What you should do:
Print all entries precisely as they are written.

Material:
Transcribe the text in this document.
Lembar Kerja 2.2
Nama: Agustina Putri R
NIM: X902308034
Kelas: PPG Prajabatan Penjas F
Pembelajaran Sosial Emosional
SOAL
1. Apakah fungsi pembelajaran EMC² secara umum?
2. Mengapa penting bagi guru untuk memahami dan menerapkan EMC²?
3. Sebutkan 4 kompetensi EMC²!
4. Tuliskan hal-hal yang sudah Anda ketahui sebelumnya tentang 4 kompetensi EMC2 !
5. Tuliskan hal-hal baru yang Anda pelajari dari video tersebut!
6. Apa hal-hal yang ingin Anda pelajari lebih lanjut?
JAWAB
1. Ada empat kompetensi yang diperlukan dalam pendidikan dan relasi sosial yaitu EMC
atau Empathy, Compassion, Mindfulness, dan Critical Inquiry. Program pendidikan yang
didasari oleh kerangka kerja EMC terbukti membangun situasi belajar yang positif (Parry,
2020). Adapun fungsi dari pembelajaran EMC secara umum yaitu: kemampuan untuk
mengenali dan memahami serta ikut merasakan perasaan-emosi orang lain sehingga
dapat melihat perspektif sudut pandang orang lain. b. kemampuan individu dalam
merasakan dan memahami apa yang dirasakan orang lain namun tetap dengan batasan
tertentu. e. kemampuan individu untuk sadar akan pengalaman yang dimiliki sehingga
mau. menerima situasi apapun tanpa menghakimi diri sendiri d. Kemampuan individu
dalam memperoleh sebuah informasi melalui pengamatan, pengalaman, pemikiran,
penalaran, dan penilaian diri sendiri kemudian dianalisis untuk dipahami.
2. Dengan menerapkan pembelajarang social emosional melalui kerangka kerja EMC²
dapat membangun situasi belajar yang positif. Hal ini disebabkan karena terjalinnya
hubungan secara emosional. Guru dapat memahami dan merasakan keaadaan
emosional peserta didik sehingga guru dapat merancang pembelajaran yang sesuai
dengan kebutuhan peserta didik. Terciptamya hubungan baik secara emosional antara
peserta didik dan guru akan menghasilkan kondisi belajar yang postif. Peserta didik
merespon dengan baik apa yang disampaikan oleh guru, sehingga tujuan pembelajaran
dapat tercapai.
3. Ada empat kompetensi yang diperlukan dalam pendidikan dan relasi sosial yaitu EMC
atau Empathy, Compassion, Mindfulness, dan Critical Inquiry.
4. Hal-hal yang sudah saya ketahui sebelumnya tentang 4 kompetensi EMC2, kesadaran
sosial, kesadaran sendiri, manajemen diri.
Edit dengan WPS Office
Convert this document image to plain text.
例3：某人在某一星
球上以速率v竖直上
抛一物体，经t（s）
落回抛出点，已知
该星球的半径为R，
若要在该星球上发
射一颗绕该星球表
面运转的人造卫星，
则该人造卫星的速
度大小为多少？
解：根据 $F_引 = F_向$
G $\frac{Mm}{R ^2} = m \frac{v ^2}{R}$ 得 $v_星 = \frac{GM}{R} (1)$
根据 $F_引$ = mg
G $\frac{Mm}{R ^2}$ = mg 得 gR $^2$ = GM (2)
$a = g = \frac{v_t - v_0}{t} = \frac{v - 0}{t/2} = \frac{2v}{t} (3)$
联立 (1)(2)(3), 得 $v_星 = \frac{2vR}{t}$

Answer to this task:
Transcribe the text in this document.
Lembar Kerja 2.2
Nama: Agustina Putri R
NIM: X902308034
Kelas: PPG Prajabatan Penjas F
Pembelajaran Sosial Emosional
SOAL
1. Apakah fungsi pembelajaran EMC² secara umum?
2. Mengapa penting bagi guru untuk memahami dan menerapkan EMC²?
3. Sebutkan 4 kompetensi EMC²!
4. Tuliskan hal-hal yang sudah Anda ketahui sebelumnya tentang 4 kompetensi EMC2 !
5. Tuliskan hal-hal baru yang Anda pelajari dari video tersebut!
6. Apa hal-hal yang ingin Anda pelajari lebih lanjut?
JAWAB
1. Ada empat kompetensi yang diperlukan dalam pendidikan dan relasi sosial yaitu EMC
atau Empathy, Compassion, Mindfulness, dan Critical Inquiry. Program pendidikan yang
didasari oleh kerangka kerja EMC terbukti membangun situasi belajar yang positif (Parry,
2020). Adapun fungsi dari pembelajaran EMC secara umum yaitu: kemampuan untuk
mengenali dan memahami serta ikut merasakan perasaan-emosi orang lain sehingga
dapat melihat perspektif sudut pandang orang lain. b. kemampuan individu dalam
merasakan dan memahami apa yang dirasakan orang lain namun tetap dengan batasan
tertentu. e. kemampuan individu untuk sadar akan pengalaman yang dimiliki sehingga
mau. menerima situasi apapun tanpa menghakimi diri sendiri d. Kemampuan individu
dalam memperoleh sebuah informasi melalui pengamatan, pengalaman, pemikiran,
penalaran, dan penilaian diri sendiri kemudian dianalisis untuk dipahami.
2. Dengan menerapkan pembelajarang social emosional melalui kerangka kerja EMC²
dapat membangun situasi belajar yang positif. Hal ini disebabkan karena terjalinnya
hubungan secara emosional. Guru dapat memahami dan merasakan keaadaan
emosional peserta didik sehingga guru dapat merancang pembelajaran yang sesuai
dengan kebutuhan peserta didik. Terciptamya hubungan baik secara emosional antara
peserta didik dan guru akan menghasilkan kondisi belajar yang postif. Peserta didik
merespon dengan baik apa yang disampaikan oleh guru, sehingga tujuan pembelajaran
dapat tercapai.
3. Ada empat kompetensi yang diperlukan dalam pendidikan dan relasi sosial yaitu EMC
atau Empathy, Compassion, Mindfulness, dan Critical Inquiry.
4. Hal-hal yang sudah saya ketahui sebelumnya tentang 4 kompetensi EMC2, kesadaran
sosial, kesadaran sendiri, manajemen diri.
Edit dengan WPS Office
Convert this document image to plain text.
例3：某人在某一星
球上以速率v竖直上
抛一物体，经t（s）
落回抛出点，已知
该星球的半径为R，
若要在该星球上发
射一颗绕该星球表
面运转的人造卫星，
则该人造卫星的速
度大小为多少？
解：根据 $F_引 = F_向$
G $\frac{Mm}{R ^2} = m \frac{v ^2}{R}$ 得 $v_星 = \frac{GM}{R} (1)$
根据 $F_引$ = mg
G $\frac{Mm}{R ^2}$ = mg 得 gR $^2$ = GM (2)
$a = g = \frac{v_t - v_0}{t} = \frac{v - 0}{t/2} = \frac{2v}{t} (3)$
联立 (1)(2)(3), 得 $v_星 = \frac{2vR}{t}$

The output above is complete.